### To do:
The data below is to be returned in full and exactly.

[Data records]
--- Begin ---

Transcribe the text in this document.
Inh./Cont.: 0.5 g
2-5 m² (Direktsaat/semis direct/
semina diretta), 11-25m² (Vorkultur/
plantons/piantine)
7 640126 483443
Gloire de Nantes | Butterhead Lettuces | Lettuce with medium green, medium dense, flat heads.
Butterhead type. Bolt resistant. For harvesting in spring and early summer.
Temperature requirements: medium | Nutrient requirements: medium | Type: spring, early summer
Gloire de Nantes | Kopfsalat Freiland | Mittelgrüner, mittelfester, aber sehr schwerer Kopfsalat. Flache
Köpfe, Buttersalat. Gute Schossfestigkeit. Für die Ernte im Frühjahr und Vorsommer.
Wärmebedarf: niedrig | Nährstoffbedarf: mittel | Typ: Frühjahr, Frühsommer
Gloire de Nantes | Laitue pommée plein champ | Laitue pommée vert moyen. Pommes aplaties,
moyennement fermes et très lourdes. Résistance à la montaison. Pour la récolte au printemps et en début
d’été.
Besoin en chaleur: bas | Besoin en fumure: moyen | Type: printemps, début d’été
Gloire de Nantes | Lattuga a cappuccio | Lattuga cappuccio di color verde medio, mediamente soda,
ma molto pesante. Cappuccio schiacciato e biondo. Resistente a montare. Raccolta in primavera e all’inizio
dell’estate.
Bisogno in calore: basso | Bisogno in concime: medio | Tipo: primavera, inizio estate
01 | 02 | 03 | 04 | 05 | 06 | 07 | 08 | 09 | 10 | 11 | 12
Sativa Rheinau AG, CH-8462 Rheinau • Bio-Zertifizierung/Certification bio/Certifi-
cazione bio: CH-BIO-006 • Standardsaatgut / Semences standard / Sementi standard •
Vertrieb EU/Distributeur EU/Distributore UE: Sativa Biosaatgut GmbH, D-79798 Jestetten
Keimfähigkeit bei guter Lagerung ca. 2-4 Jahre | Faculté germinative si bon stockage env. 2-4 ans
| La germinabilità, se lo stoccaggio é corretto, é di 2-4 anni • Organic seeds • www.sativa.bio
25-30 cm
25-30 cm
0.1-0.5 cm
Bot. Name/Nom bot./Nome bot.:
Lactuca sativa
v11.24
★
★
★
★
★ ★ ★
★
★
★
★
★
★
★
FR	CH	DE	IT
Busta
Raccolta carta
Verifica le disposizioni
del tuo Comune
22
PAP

--- End ---

### Solution to the problem:
Transcribe the text in this document.
Inh./Cont.: 0.5 g
2-5 m² (Direktsaat/semis direct/
semina diretta), 11-25m² (Vorkultur/
plantons/piantine)
7 640126 483443
Gloire de Nantes | Butterhead Lettuces | Lettuce with medium green, medium dense, flat heads.
Butterhead type. Bolt resistant. For harvesting in spring and early summer.
Temperature requirements: medium | Nutrient requirements: medium | Type: spring, early summer
Gloire de Nantes | Kopfsalat Freiland | Mittelgrüner, mittelfester, aber sehr schwerer Kopfsalat. Flache
Köpfe, Buttersalat. Gute Schossfestigkeit. Für die Ernte im Frühjahr und Vorsommer.
Wärmebedarf: niedrig | Nährstoffbedarf: mittel | Typ: Frühjahr, Frühsommer
Gloire de Nantes | Laitue pommée plein champ | Laitue pommée vert moyen. Pommes aplaties,
moyennement fermes et très lourdes. Résistance à la montaison. Pour la récolte au printemps et en début
d’été.
Besoin en chaleur: bas | Besoin en fumure: moyen | Type: printemps, début d’été
Gloire de Nantes | Lattuga a cappuccio | Lattuga cappuccio di color verde medio, mediamente soda,
ma molto pesante. Cappuccio schiacciato e biondo. Resistente a montare. Raccolta in primavera e all’inizio
dell’estate.
Bisogno in calore: basso | Bisogno in concime: medio | Tipo: primavera, inizio estate
01 | 02 | 03 | 04 | 05 | 06 | 07 | 08 | 09 | 10 | 11 | 12
Sativa Rheinau AG, CH-8462 Rheinau • Bio-Zertifizierung/Certification bio/Certifi-
cazione bio: CH-BIO-006 • Standardsaatgut / Semences standard / Sementi standard •
Vertrieb EU/Distributeur EU/Distributore UE: Sativa Biosaatgut GmbH, D-79798 Jestetten
Keimfähigkeit bei guter Lagerung ca. 2-4 Jahre | Faculté germinative si bon stockage env. 2-4 ans
| La germinabilità, se lo stoccaggio é corretto, é di 2-4 anni • Organic seeds • www.sativa.bio
25-30 cm
25-30 cm
0.1-0.5 cm
Bot. Name/Nom bot./Nome bot.:
Lactuca sativa
v11.24
★
★
★
★
★ ★ ★
★
★
★
★
★
★
★
FR	CH	DE	IT
Busta
Raccolta carta
Verifica le disposizioni
del tuo Comune
22
PAP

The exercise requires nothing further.